Records

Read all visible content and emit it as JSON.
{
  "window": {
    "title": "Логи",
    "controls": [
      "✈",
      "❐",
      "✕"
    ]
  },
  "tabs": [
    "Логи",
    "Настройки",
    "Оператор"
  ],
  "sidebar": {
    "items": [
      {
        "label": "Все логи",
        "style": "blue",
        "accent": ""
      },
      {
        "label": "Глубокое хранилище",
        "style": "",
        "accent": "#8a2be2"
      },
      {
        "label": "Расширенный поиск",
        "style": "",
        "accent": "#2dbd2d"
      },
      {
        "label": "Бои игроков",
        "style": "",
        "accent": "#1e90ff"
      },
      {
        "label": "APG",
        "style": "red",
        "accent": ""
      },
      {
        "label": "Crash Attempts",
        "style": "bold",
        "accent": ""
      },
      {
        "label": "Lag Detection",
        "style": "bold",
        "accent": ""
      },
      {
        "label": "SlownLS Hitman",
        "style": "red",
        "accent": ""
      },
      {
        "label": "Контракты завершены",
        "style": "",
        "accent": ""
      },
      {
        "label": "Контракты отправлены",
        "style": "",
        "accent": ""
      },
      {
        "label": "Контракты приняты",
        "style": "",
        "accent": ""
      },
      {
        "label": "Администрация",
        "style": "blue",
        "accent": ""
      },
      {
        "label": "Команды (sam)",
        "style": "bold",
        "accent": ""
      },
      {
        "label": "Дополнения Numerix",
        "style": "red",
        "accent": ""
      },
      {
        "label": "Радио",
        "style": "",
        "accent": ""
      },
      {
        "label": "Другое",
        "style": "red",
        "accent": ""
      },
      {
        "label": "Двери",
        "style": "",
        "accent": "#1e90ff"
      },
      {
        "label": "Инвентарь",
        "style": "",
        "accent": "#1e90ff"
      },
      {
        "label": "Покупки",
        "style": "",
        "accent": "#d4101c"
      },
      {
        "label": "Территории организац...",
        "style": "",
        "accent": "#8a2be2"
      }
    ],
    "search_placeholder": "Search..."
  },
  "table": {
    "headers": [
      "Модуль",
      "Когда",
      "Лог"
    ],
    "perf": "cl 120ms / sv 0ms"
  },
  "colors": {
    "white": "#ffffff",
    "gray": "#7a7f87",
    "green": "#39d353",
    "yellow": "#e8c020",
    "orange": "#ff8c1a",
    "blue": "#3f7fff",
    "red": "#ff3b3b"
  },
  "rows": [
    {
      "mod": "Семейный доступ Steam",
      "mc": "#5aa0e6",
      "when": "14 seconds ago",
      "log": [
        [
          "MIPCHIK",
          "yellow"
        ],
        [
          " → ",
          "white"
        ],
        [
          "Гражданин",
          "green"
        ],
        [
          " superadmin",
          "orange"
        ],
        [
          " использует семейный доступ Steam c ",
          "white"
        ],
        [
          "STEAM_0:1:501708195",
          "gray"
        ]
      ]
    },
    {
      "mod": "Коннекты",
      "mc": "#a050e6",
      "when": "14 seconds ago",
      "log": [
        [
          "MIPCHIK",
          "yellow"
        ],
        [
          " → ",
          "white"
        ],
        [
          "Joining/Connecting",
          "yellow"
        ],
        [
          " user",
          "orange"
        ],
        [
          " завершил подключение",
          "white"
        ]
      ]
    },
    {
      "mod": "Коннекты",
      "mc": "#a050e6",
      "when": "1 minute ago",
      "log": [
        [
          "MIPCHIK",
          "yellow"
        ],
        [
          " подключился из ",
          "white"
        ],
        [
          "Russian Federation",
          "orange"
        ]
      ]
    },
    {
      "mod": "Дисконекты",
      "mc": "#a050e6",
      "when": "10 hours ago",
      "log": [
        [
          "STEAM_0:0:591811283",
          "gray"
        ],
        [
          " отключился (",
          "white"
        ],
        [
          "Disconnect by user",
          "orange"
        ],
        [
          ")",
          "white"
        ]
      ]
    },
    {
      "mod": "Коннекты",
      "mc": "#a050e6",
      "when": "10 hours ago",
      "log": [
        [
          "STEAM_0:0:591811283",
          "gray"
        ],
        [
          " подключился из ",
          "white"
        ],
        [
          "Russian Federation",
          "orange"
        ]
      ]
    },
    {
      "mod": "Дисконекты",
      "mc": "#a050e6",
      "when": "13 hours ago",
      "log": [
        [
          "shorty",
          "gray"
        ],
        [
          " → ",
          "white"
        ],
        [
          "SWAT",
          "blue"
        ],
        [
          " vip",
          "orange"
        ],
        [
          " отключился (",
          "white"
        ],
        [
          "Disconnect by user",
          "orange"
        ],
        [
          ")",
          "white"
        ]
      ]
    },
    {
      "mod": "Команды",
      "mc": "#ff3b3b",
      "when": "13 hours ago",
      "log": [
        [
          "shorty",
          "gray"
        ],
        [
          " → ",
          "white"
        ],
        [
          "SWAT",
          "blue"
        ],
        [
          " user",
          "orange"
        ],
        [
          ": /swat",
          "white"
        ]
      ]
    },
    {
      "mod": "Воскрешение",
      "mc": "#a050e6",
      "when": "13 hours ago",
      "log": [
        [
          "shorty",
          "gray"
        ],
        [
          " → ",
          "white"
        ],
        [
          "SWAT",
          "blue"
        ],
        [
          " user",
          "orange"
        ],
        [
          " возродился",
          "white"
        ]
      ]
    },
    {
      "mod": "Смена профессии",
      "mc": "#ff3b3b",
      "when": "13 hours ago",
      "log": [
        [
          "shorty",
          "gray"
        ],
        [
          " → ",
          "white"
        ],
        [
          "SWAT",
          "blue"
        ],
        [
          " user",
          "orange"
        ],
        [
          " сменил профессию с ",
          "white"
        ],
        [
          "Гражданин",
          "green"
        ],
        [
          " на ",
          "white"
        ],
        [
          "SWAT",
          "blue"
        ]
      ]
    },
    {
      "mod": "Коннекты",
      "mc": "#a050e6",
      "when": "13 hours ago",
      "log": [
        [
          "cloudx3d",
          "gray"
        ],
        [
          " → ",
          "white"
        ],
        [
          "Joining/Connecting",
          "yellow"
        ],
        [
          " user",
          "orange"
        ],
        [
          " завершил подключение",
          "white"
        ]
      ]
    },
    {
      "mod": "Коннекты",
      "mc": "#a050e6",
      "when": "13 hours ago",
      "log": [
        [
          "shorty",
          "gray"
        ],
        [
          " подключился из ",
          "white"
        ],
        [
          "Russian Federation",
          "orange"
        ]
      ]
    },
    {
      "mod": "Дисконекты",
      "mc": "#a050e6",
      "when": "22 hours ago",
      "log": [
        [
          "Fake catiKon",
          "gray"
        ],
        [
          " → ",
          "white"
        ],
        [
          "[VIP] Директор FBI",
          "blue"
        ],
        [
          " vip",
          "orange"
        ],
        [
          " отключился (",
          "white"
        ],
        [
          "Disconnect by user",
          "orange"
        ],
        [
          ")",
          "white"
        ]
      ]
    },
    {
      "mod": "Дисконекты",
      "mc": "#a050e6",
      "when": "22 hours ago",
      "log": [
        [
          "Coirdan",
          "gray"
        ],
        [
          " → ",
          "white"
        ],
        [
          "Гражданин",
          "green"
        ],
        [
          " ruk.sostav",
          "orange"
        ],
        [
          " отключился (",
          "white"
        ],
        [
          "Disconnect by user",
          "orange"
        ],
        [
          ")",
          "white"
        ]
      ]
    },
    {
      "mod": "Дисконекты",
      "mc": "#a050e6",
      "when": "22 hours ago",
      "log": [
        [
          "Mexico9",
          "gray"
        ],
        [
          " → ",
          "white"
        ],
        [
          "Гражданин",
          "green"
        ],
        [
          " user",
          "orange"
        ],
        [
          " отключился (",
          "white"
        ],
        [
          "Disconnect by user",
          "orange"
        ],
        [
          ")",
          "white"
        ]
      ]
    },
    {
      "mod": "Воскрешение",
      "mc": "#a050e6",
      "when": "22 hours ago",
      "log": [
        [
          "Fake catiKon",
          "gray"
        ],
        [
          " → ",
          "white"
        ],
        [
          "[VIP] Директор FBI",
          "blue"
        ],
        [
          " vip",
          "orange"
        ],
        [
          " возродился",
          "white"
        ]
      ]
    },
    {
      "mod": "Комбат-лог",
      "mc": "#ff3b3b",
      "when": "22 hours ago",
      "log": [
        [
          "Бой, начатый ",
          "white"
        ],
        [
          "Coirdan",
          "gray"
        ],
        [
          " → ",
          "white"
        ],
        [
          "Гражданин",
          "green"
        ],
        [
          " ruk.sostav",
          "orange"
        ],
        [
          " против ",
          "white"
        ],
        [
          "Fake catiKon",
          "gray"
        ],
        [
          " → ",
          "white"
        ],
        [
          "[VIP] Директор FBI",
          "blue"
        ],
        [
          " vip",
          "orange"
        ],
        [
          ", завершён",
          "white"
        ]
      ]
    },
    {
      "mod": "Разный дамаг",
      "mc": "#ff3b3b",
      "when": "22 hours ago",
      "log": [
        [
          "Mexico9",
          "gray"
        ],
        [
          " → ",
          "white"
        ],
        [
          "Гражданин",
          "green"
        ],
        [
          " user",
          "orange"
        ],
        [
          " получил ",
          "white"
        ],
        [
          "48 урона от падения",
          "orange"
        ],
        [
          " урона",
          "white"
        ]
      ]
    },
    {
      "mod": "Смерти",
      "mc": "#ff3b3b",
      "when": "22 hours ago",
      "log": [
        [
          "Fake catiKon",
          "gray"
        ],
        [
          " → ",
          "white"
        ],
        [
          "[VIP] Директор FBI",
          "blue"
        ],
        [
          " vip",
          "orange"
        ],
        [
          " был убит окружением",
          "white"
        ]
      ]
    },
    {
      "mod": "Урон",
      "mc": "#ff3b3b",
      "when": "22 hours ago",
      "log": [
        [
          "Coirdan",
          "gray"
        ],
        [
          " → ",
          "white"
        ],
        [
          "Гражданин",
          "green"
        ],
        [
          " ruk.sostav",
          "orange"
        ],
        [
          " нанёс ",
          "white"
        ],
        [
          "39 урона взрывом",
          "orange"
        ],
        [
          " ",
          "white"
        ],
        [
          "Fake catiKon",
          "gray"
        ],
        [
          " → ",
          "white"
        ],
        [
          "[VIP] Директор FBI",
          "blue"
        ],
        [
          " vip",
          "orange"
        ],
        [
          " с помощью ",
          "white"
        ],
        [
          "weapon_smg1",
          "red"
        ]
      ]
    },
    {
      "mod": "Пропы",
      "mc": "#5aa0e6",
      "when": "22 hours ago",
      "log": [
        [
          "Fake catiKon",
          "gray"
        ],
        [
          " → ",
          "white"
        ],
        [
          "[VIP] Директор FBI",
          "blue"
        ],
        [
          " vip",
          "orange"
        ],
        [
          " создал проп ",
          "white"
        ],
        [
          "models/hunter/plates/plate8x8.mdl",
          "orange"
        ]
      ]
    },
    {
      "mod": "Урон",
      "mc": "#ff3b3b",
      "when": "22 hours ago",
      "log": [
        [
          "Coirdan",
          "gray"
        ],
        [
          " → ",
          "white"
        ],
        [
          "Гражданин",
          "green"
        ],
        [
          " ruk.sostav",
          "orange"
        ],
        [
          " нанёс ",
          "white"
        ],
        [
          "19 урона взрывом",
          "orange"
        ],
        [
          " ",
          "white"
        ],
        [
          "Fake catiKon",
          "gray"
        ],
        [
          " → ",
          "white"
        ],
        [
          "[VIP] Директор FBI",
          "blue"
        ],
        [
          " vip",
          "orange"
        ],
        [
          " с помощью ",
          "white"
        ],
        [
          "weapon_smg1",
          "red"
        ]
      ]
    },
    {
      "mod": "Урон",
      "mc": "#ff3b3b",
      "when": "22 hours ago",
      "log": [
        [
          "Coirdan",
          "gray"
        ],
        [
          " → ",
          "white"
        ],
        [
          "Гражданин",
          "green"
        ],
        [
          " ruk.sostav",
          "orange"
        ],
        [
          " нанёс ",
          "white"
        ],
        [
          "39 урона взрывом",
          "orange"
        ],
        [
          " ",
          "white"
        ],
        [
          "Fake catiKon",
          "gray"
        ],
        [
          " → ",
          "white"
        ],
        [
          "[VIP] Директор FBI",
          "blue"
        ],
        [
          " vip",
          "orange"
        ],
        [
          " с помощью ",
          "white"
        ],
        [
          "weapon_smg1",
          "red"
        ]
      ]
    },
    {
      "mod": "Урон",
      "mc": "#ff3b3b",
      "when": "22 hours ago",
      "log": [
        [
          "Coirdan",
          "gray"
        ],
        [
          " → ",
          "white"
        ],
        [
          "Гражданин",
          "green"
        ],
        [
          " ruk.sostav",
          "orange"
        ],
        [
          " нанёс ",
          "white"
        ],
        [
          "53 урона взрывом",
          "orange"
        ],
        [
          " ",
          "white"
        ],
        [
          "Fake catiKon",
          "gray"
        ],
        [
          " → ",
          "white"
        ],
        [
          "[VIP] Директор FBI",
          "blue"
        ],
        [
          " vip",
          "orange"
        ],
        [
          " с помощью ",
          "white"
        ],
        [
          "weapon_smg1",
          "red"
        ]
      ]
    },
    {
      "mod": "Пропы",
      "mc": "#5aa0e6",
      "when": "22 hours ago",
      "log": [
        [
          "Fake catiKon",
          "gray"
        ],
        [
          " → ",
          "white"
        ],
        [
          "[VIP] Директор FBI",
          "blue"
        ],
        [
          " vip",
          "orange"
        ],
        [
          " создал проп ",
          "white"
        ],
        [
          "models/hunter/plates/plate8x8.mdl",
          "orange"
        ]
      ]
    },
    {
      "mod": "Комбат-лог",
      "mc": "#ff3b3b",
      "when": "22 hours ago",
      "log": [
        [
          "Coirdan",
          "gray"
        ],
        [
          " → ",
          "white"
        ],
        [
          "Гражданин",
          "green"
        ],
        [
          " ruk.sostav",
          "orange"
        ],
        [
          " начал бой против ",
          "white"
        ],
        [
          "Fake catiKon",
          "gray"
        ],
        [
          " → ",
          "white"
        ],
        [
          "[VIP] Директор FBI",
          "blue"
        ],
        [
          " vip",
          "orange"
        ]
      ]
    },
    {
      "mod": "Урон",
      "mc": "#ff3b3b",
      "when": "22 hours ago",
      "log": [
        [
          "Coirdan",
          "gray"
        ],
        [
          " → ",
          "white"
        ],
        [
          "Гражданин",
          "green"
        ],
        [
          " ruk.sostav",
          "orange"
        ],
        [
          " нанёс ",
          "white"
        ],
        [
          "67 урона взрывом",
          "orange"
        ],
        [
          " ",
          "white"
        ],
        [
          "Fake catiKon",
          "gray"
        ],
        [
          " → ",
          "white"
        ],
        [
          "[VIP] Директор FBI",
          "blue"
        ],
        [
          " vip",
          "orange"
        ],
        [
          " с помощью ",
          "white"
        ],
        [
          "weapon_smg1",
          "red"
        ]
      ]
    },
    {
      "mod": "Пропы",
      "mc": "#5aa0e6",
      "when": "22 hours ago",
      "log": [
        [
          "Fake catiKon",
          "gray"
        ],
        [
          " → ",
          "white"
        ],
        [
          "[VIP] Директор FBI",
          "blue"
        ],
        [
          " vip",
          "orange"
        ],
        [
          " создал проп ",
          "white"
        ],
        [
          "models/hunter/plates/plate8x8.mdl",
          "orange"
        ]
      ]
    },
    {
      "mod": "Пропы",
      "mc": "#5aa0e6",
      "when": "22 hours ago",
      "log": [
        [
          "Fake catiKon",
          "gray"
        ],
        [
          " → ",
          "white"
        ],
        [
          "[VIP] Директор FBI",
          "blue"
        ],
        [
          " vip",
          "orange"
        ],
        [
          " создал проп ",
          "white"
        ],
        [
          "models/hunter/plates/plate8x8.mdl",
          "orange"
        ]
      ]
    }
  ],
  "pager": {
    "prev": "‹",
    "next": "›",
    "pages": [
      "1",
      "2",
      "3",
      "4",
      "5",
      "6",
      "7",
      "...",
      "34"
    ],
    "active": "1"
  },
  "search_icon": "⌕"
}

■ Written problem ■
Tally the lines of the data that contain the string "взрывом" and report the total alone.

■ Exercise response ■
5